Direction ▸ Could you reproduce all of the dataset rows below word for word, omitting the pictures?

(Dataset rows)
>> begin

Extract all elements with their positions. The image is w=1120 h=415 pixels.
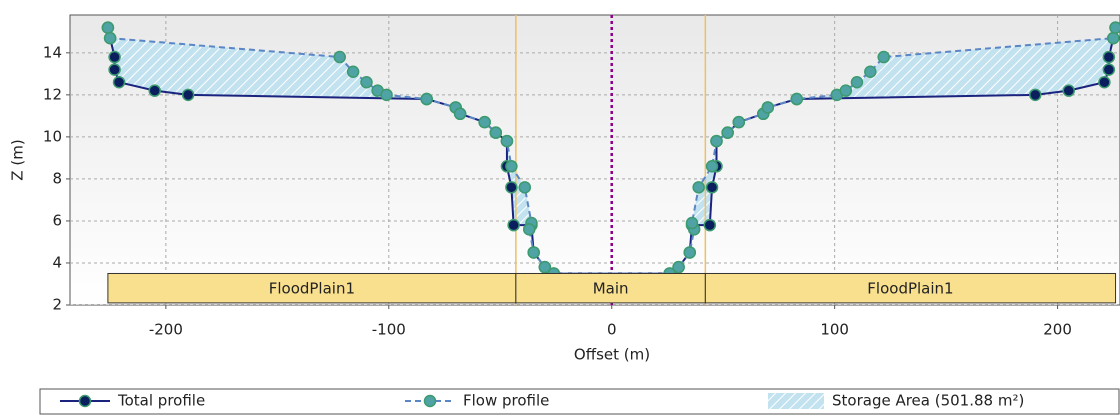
profile-point: [346, 65, 360, 78]
profile-point: [527, 246, 540, 259]
legend-label: Flow profile: [463, 392, 549, 410]
profile-point: [710, 134, 723, 148]
profile-point: [1029, 88, 1042, 102]
profile-point: [420, 92, 433, 106]
y-tick-label: 14: [43, 43, 62, 61]
x-tick-label: -200: [149, 321, 183, 339]
profile-point: [1098, 75, 1111, 89]
profile-point: [505, 181, 518, 194]
profile-point: [333, 50, 346, 64]
profile-point: [108, 50, 121, 64]
profile-point: [181, 88, 195, 102]
profile-point: [478, 115, 491, 129]
profile-point: [380, 88, 393, 102]
legend-label: Total profile: [117, 392, 205, 410]
profile-point: [1107, 31, 1120, 45]
profile-point: [705, 160, 719, 173]
y-tick-label: 12: [43, 85, 62, 103]
profile-point: [864, 65, 877, 78]
y-tick-label: 8: [52, 169, 62, 187]
profile-point: [705, 181, 719, 194]
storage-area: [107, 27, 1116, 274]
y-tick-label: 2: [52, 296, 62, 314]
profile-point: [1062, 84, 1075, 97]
profile-point: [148, 84, 161, 97]
profile-line: [106, 27, 1117, 275]
profile-point: [518, 181, 532, 194]
legend: [39, 388, 1120, 415]
y-tick-label: 6: [52, 211, 62, 229]
legend-marker: [423, 394, 437, 408]
x-tick-label: -100: [372, 321, 406, 339]
profile-point: [522, 223, 536, 236]
profile-point: [103, 31, 117, 45]
profile-point: [489, 126, 503, 139]
profile-point: [683, 246, 696, 259]
profile-point: [1102, 63, 1116, 76]
profile-point: [112, 75, 126, 89]
profile-point: [538, 260, 552, 274]
profile-point: [453, 107, 467, 121]
profile-point: [1102, 50, 1116, 64]
section-label: FloodPlain1: [867, 280, 953, 298]
section-label: FloodPlain1: [269, 280, 355, 298]
profile-point: [108, 63, 121, 76]
profile-point: [877, 50, 890, 64]
profile-point: [721, 126, 734, 139]
x-axis-label: Offset (m): [574, 346, 650, 364]
profile-point: [505, 160, 518, 173]
profile-point: [360, 75, 373, 89]
y-tick-label: 4: [52, 253, 62, 271]
plot: FloodPlain1 Main FloodPlain1: [70, 15, 1120, 305]
profile-point: [790, 92, 804, 106]
y-axis-label: Z (m): [9, 139, 27, 180]
y-tick-label: 10: [43, 127, 62, 145]
legend-label: Storage Area (501.88 m²): [832, 392, 1024, 410]
profile-point: [761, 101, 775, 114]
section-band: [704, 272, 1117, 304]
legend-swatch: [768, 393, 824, 409]
profile-point: [692, 181, 705, 194]
x-tick-label: 0: [607, 321, 617, 339]
profile-point: [703, 218, 717, 232]
profile-point: [672, 260, 685, 274]
profile-point: [101, 21, 115, 34]
profile-point: [500, 134, 514, 148]
legend-marker: [78, 394, 92, 408]
x-tick-label: 200: [1043, 321, 1072, 339]
section-label: Main: [593, 280, 629, 298]
profile-point: [850, 75, 864, 89]
x-tick-label: 100: [820, 321, 849, 339]
profile-point: [1109, 21, 1120, 34]
profile-point: [507, 218, 520, 232]
section-band: [515, 272, 706, 304]
profile-point: [685, 216, 699, 230]
profile-point: [732, 115, 746, 129]
profile-point: [839, 84, 853, 97]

>> end

Response to this exercise ▸
Extract all elements with their positions. The image is w=1120 h=415 pixels.
profile-point: [346, 65, 360, 78]
profile-point: [527, 246, 540, 259]
legend-label: Flow profile: [463, 392, 549, 410]
profile-point: [710, 134, 723, 148]
profile-point: [1029, 88, 1042, 102]
profile-point: [420, 92, 433, 106]
y-tick-label: 14: [43, 43, 62, 61]
x-tick-label: -200: [149, 321, 183, 339]
profile-point: [1098, 75, 1111, 89]
profile-point: [505, 181, 518, 194]
profile-point: [333, 50, 346, 64]
profile-point: [108, 50, 121, 64]
profile-point: [181, 88, 195, 102]
profile-point: [478, 115, 491, 129]
profile-point: [380, 88, 393, 102]
legend-label: Total profile: [117, 392, 205, 410]
profile-point: [1107, 31, 1120, 45]
profile-point: [705, 160, 719, 173]
y-tick-label: 12: [43, 85, 62, 103]
profile-point: [864, 65, 877, 78]
y-tick-label: 8: [52, 169, 62, 187]
profile-point: [705, 181, 719, 194]
storage-area: [107, 27, 1116, 274]
y-tick-label: 2: [52, 296, 62, 314]
profile-point: [1062, 84, 1075, 97]
profile-point: [148, 84, 161, 97]
profile-line: [106, 27, 1117, 275]
profile-point: [518, 181, 532, 194]
legend: [39, 388, 1120, 415]
y-tick-label: 6: [52, 211, 62, 229]
legend-marker: [423, 394, 437, 408]
x-tick-label: -100: [372, 321, 406, 339]
profile-point: [522, 223, 536, 236]
profile-point: [103, 31, 117, 45]
profile-point: [489, 126, 503, 139]
profile-point: [683, 246, 696, 259]
profile-point: [1102, 63, 1116, 76]
profile-point: [112, 75, 126, 89]
profile-point: [538, 260, 552, 274]
profile-point: [453, 107, 467, 121]
profile-point: [1102, 50, 1116, 64]
section-label: FloodPlain1: [867, 280, 953, 298]
section-label: FloodPlain1: [269, 280, 355, 298]
profile-point: [108, 63, 121, 76]
profile-point: [877, 50, 890, 64]
profile-point: [721, 126, 734, 139]
x-axis-label: Offset (m): [574, 346, 650, 364]
profile-point: [505, 160, 518, 173]
profile-point: [360, 75, 373, 89]
y-tick-label: 4: [52, 253, 62, 271]
plot: FloodPlain1 Main FloodPlain1: [70, 15, 1120, 305]
profile-point: [790, 92, 804, 106]
y-axis-label: Z (m): [9, 139, 27, 180]
y-tick-label: 10: [43, 127, 62, 145]
legend-label: Storage Area (501.88 m²): [832, 392, 1024, 410]
profile-point: [761, 101, 775, 114]
section-band: [704, 272, 1117, 304]
legend-swatch: [768, 393, 824, 409]
profile-point: [692, 181, 705, 194]
x-tick-label: 0: [607, 321, 617, 339]
profile-point: [703, 218, 717, 232]
profile-point: [672, 260, 685, 274]
profile-point: [101, 21, 115, 34]
profile-point: [500, 134, 514, 148]
legend-marker: [78, 394, 92, 408]
x-tick-label: 200: [1043, 321, 1072, 339]
section-label: Main: [593, 280, 629, 298]
profile-point: [850, 75, 864, 89]
x-tick-label: 100: [820, 321, 849, 339]
profile-point: [1109, 21, 1120, 34]
profile-point: [507, 218, 520, 232]
section-band: [515, 272, 706, 304]
profile-point: [685, 216, 699, 230]
profile-point: [732, 115, 746, 129]
profile-point: [839, 84, 853, 97]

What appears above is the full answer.